Task description:
Look for the string "связь" in the lines and copy each line that has it.

Stored data:
BEGIN

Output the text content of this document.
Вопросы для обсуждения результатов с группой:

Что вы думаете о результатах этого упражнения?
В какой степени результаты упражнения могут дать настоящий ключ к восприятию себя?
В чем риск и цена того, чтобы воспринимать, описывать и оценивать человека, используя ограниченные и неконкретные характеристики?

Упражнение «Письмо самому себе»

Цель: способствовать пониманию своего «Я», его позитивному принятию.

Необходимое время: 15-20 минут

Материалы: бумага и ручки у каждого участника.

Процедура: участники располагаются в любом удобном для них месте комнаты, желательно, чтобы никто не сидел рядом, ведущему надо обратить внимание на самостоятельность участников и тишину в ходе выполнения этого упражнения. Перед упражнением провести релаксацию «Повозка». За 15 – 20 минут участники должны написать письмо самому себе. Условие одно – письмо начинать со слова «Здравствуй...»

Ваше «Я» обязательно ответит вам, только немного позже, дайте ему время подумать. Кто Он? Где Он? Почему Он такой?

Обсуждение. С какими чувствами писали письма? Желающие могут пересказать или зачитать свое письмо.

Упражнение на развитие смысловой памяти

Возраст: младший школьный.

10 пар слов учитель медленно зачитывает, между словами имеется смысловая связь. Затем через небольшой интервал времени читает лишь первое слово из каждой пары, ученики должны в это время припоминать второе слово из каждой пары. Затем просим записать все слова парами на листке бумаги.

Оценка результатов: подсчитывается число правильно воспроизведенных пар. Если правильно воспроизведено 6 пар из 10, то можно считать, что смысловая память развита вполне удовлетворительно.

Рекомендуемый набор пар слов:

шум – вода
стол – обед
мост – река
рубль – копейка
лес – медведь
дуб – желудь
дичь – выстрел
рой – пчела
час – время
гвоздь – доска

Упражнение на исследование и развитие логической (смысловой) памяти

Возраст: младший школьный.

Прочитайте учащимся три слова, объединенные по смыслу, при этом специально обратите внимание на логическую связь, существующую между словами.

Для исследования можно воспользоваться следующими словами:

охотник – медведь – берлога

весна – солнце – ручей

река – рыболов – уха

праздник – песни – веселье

END

Task answer:
10 пар слов учитель медленно зачитывает, между словами имеется смысловая связь. Затем через небольшой интервал времени читает лишь первое слово из каждой пары, ученики должны в это время припоминать второе слово из каждой пары. Затем просим записать все слова парами на листке бумаги.
Прочитайте учащимся три слова, объединенные по смыслу, при этом специально обратите внимание на логическую связь, существующую между словами.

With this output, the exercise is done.